Selected passage:
>>
All Time Low, Metro Station and Tokio Hotel are entirely interchangeable, their offerings blandly boisterous, hideously hackneyed rock presumably written with the youngest of ears in mind. The Disney association isn’t lost on those behind this release, as the assembled assortment of bands caters almost exclusively for kids with only the top 40 as a pop barometer. Follow Me Down, which finds 3OH!3 again joined by a female vocalist, Neon Hitch stepping into Katy Perry’s shoes, features a chorus so mindless – “Follow me, follow me, fa-la-la-la-la…” – that it’s practically a playground chant, designed to fit some variation on hopscotch or a hand-clap game practised by pigtailed pupils.
Very Good Advice featured in the 1951 animated Alice movie – also a Disney production – and here its theatricality is heightened by the inane pop fodder preceding it. The song finds Smith on good form, sounding every inch the spooky old uncle to Lavigne’s spirited, if a mite screechy, lead character. Indeed, if the line-up here was presented as a film cast, the Canadian would have top billing: her Alice (Underground) plays as the credits roll, and is this album’s lead single.
<<
Your objective:
Reproduce the album review above in full, word for word.

Extracted material:
>>
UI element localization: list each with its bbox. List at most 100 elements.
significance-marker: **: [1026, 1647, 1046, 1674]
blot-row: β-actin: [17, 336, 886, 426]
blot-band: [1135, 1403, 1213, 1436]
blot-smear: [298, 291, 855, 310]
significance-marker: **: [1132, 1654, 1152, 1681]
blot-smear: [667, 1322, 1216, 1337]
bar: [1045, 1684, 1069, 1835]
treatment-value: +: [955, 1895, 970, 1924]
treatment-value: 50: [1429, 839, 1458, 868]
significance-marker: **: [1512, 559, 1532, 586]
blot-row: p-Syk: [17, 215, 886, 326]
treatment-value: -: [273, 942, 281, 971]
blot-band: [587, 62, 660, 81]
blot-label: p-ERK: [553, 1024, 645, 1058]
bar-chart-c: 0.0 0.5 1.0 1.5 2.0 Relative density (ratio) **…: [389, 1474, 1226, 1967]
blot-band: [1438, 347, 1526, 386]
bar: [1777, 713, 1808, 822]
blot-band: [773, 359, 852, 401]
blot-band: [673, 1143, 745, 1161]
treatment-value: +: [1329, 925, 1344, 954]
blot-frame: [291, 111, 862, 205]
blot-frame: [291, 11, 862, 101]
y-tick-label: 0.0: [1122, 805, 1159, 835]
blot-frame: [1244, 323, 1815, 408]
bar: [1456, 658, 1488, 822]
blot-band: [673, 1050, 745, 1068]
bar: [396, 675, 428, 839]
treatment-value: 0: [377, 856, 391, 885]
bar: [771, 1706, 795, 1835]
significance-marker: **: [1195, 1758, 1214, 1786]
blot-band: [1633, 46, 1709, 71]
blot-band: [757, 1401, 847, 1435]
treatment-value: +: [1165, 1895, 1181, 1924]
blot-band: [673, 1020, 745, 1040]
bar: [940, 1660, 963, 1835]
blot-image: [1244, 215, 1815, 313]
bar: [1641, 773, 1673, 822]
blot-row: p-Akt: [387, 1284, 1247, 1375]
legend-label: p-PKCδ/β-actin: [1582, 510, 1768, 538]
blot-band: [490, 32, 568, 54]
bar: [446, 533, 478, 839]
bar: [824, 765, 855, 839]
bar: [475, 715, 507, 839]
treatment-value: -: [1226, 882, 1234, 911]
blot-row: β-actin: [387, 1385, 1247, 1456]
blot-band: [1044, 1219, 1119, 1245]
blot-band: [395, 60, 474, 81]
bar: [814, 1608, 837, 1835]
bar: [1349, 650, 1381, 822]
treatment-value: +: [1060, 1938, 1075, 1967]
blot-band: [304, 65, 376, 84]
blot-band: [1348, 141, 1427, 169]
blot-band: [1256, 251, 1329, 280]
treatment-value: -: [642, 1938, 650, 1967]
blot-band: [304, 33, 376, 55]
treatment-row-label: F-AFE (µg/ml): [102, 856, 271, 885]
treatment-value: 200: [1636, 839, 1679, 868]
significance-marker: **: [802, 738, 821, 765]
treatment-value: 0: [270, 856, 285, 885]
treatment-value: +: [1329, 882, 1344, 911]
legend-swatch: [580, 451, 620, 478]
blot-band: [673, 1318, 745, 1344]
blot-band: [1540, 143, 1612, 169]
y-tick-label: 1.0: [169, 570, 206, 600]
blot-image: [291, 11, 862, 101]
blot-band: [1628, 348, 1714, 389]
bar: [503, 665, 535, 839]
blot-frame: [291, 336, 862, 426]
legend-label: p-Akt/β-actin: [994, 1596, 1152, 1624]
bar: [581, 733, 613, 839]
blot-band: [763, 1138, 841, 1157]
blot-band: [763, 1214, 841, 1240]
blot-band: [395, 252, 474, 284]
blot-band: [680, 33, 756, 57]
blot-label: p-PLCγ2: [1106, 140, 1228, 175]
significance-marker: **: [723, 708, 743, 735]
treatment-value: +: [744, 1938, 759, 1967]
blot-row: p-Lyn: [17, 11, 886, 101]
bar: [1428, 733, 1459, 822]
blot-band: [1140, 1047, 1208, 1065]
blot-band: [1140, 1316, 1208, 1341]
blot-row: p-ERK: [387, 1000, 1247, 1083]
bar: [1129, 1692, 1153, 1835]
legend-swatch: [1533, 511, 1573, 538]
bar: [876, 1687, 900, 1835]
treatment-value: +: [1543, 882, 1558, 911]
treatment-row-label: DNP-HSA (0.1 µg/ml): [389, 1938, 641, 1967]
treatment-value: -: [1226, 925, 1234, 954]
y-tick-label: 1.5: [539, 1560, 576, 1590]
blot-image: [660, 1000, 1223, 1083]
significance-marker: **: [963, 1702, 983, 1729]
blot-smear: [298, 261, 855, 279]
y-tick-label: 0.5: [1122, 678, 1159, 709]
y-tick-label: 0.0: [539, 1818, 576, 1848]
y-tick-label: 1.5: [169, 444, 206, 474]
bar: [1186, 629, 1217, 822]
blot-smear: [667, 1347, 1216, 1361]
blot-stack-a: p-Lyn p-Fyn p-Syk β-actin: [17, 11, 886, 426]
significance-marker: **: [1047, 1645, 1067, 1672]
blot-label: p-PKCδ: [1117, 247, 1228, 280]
<<
Result:
All Time Low, Metro Station and Tokio Hotel are entirely interchangeable, their offerings blandly boisterous, hideously hackneyed rock presumably written with the youngest of ears in mind. The Disney association isn’t lost on those behind this release, as the assembled assortment of bands caters almost exclusively for kids with only the top 40 as a pop barometer. Follow Me Down, which finds 3OH!3 again joined by a female vocalist, Neon Hitch stepping into Katy Perry’s shoes, features a chorus so mindless – “Follow me, follow me, fa-la-la-la-la…” – that it’s practically a playground chant, designed to fit some variation on hopscotch or a hand-clap game practised by pigtailed pupils.
Very Good Advice featured in the 1951 animated Alice movie – also a Disney production – and here its theatricality is heightened by the inane pop fodder preceding it. The song finds Smith on good form, sounding every inch the spooky old uncle to Lavigne’s spirited, if a mite screechy, lead character. Indeed, if the line-up here was presented as a film cast, the Canadian would have top billing: her Alice (Underground) plays as the credits roll, and is this album’s lead single.